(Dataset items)
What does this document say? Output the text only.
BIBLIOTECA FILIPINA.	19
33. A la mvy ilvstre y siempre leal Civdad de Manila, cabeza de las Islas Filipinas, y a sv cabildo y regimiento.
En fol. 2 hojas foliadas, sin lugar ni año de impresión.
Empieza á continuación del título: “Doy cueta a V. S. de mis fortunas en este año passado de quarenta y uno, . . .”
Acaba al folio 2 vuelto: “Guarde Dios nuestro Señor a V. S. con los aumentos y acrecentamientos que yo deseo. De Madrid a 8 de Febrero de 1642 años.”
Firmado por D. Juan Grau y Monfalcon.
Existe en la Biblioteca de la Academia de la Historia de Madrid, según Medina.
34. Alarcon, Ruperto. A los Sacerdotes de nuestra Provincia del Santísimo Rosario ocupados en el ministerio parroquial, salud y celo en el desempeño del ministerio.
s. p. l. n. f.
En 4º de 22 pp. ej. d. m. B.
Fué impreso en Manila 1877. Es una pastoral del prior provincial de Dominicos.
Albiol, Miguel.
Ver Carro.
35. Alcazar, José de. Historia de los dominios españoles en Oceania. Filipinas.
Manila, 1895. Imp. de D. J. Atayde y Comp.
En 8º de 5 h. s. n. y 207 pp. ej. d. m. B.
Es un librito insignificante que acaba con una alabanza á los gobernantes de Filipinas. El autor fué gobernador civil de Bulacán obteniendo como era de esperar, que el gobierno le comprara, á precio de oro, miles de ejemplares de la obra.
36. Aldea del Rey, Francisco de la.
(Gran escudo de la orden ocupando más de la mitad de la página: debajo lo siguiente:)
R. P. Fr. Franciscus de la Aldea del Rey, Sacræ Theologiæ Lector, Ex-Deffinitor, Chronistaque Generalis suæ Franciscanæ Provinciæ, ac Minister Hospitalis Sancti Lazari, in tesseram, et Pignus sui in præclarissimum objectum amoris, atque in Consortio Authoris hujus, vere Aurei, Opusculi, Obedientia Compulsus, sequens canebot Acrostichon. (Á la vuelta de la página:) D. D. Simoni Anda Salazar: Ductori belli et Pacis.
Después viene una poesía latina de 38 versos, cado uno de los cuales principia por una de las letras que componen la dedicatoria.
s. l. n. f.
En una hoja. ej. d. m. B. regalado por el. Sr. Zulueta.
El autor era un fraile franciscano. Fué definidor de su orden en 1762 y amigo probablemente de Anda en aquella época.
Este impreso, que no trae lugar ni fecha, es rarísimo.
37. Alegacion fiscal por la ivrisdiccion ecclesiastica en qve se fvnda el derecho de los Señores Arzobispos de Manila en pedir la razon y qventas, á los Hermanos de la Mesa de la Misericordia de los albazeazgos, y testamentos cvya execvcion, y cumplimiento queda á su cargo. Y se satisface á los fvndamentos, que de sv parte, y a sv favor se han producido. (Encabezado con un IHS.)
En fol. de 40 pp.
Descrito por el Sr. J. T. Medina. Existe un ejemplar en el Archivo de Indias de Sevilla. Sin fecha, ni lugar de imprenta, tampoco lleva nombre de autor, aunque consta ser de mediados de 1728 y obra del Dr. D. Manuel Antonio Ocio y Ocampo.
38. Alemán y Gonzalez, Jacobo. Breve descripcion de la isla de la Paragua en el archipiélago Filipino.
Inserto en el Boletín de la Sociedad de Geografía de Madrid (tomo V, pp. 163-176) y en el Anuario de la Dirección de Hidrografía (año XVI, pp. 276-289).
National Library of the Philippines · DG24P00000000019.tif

▶ **What to do**
Your task is to repeat the data exactly, with nothing left out.

▶ **Written answer**
What does this document say? Output the text only.
BIBLIOTECA FILIPINA.	19
33. A la mvy ilvstre y siempre leal Civdad de Manila, cabeza de las Islas Filipinas, y a sv cabildo y regimiento.
En fol. 2 hojas foliadas, sin lugar ni año de impresión.
Empieza á continuación del título: “Doy cueta a V. S. de mis fortunas en este año passado de quarenta y uno, . . .”
Acaba al folio 2 vuelto: “Guarde Dios nuestro Señor a V. S. con los aumentos y acrecentamientos que yo deseo. De Madrid a 8 de Febrero de 1642 años.”
Firmado por D. Juan Grau y Monfalcon.
Existe en la Biblioteca de la Academia de la Historia de Madrid, según Medina.
34. Alarcon, Ruperto. A los Sacerdotes de nuestra Provincia del Santísimo Rosario ocupados en el ministerio parroquial, salud y celo en el desempeño del ministerio.
s. p. l. n. f.
En 4º de 22 pp. ej. d. m. B.
Fué impreso en Manila 1877. Es una pastoral del prior provincial de Dominicos.
Albiol, Miguel.
Ver Carro.
35. Alcazar, José de. Historia de los dominios españoles en Oceania. Filipinas.
Manila, 1895. Imp. de D. J. Atayde y Comp.
En 8º de 5 h. s. n. y 207 pp. ej. d. m. B.
Es un librito insignificante que acaba con una alabanza á los gobernantes de Filipinas. El autor fué gobernador civil de Bulacán obteniendo como era de esperar, que el gobierno le comprara, á precio de oro, miles de ejemplares de la obra.
36. Aldea del Rey, Francisco de la.
(Gran escudo de la orden ocupando más de la mitad de la página: debajo lo siguiente:)
R. P. Fr. Franciscus de la Aldea del Rey, Sacræ Theologiæ Lector, Ex-Deffinitor, Chronistaque Generalis suæ Franciscanæ Provinciæ, ac Minister Hospitalis Sancti Lazari, in tesseram, et Pignus sui in præclarissimum objectum amoris, atque in Consortio Authoris hujus, vere Aurei, Opusculi, Obedientia Compulsus, sequens canebot Acrostichon. (Á la vuelta de la página:) D. D. Simoni Anda Salazar: Ductori belli et Pacis.
Después viene una poesía latina de 38 versos, cado uno de los cuales principia por una de las letras que componen la dedicatoria.
s. l. n. f.
En una hoja. ej. d. m. B. regalado por el. Sr. Zulueta.
El autor era un fraile franciscano. Fué definidor de su orden en 1762 y amigo probablemente de Anda en aquella época.
Este impreso, que no trae lugar ni fecha, es rarísimo.
37. Alegacion fiscal por la ivrisdiccion ecclesiastica en qve se fvnda el derecho de los Señores Arzobispos de Manila en pedir la razon y qventas, á los Hermanos de la Mesa de la Misericordia de los albazeazgos, y testamentos cvya execvcion, y cumplimiento queda á su cargo. Y se satisface á los fvndamentos, que de sv parte, y a sv favor se han producido. (Encabezado con un IHS.)
En fol. de 40 pp.
Descrito por el Sr. J. T. Medina. Existe un ejemplar en el Archivo de Indias de Sevilla. Sin fecha, ni lugar de imprenta, tampoco lleva nombre de autor, aunque consta ser de mediados de 1728 y obra del Dr. D. Manuel Antonio Ocio y Ocampo.
38. Alemán y Gonzalez, Jacobo. Breve descripcion de la isla de la Paragua en el archipiélago Filipino.
Inserto en el Boletín de la Sociedad de Geografía de Madrid (tomo V, pp. 163-176) y en el Anuario de la Dirección de Hidrografía (año XVI, pp. 276-289).
National Library of the Philippines · DG24P00000000019.tif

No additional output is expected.